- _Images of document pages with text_
Segment Open

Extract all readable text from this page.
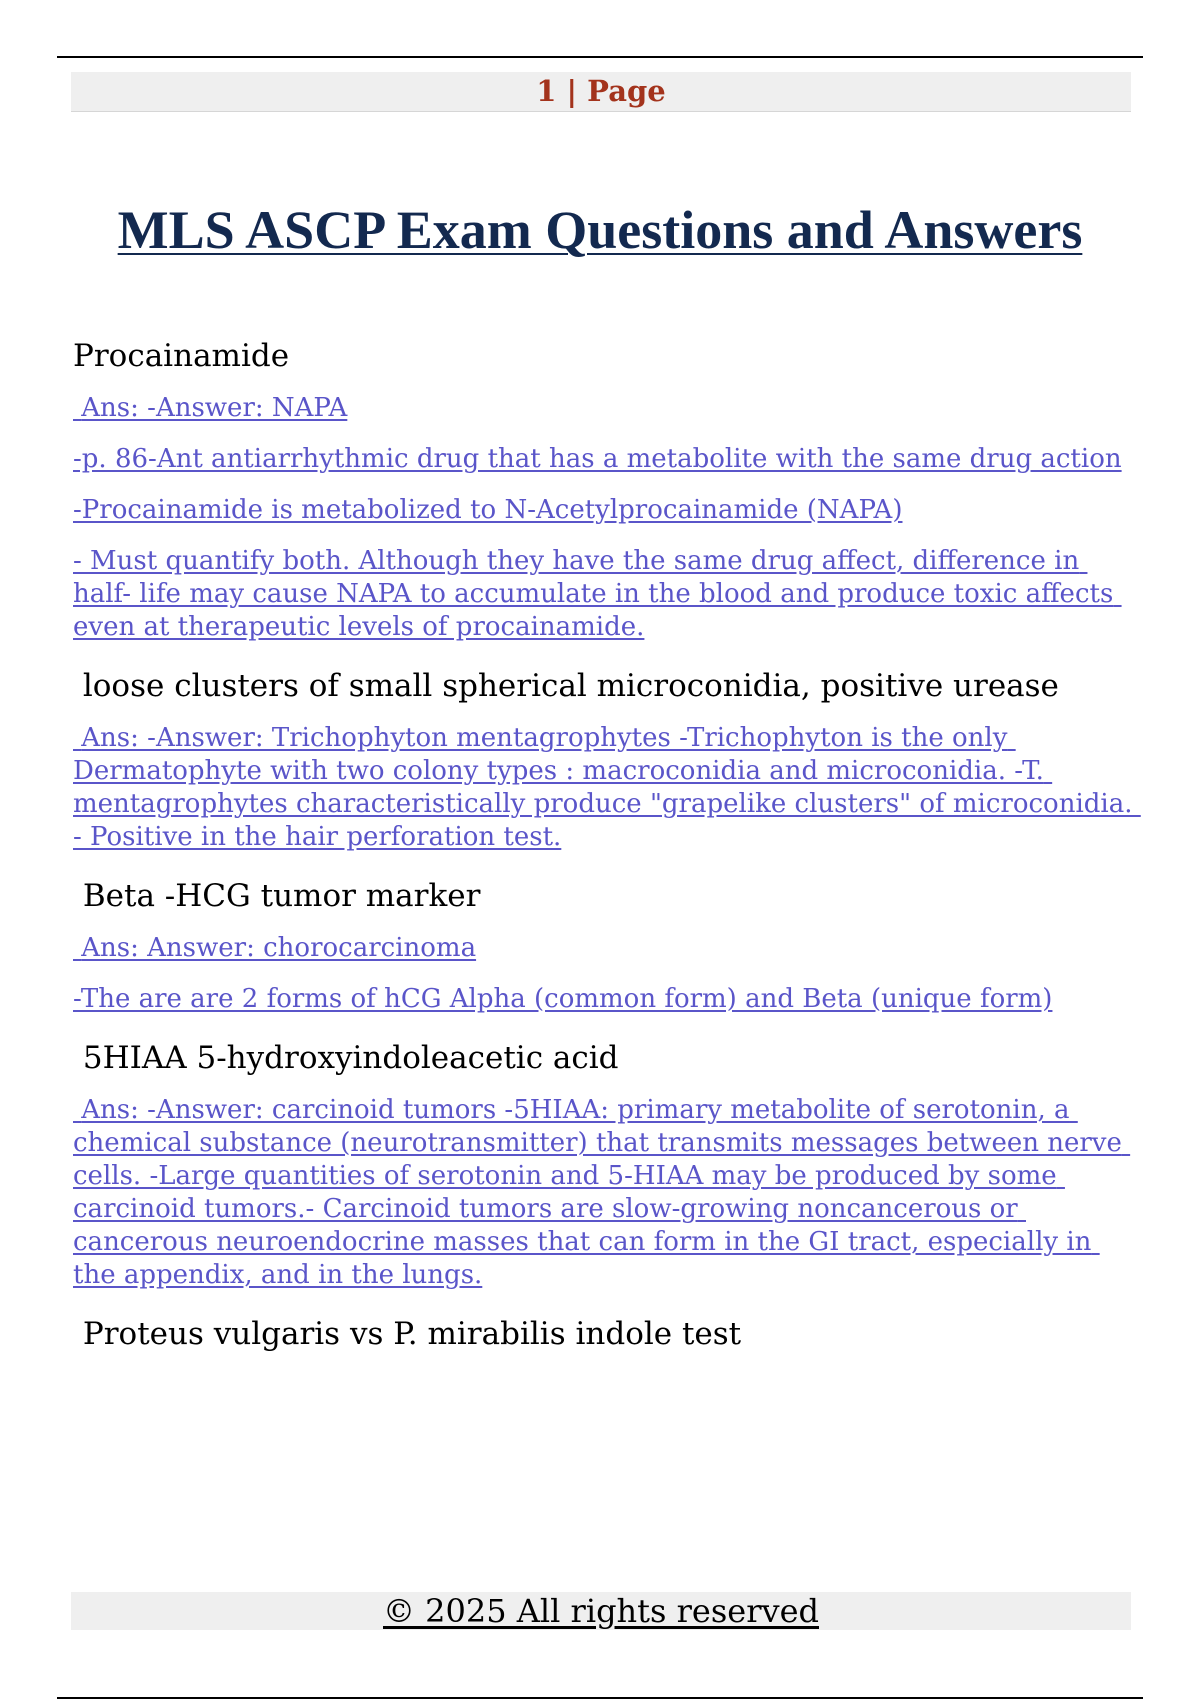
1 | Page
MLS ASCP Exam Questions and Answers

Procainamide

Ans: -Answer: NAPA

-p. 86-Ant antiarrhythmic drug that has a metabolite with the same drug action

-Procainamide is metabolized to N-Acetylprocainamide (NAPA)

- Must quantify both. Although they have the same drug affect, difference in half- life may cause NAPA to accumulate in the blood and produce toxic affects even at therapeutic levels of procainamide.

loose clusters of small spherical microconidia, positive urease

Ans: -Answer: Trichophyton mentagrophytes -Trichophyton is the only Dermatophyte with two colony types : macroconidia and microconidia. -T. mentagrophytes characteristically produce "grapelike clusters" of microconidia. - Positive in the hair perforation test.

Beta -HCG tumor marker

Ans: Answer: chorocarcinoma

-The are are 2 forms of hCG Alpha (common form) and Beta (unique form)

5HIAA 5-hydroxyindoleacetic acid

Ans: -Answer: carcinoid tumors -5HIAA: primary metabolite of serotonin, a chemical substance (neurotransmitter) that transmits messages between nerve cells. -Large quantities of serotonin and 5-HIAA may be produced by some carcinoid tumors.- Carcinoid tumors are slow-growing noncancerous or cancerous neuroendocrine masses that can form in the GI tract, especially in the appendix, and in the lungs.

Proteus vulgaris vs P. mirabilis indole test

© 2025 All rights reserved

Segment Closed

- _Instructions for the task_
Whichever lines of the records above hold the word "NAPA" should all be copied out.

- _The answer_
Ans: -Answer: NAPA
-Procainamide is metabolized to N-Acetylprocainamide (NAPA)
- Must quantify both. Although they have the same drug affect, difference in half- life may cause NAPA to accumulate in the blood and produce toxic affects even at therapeutic levels of procainamide.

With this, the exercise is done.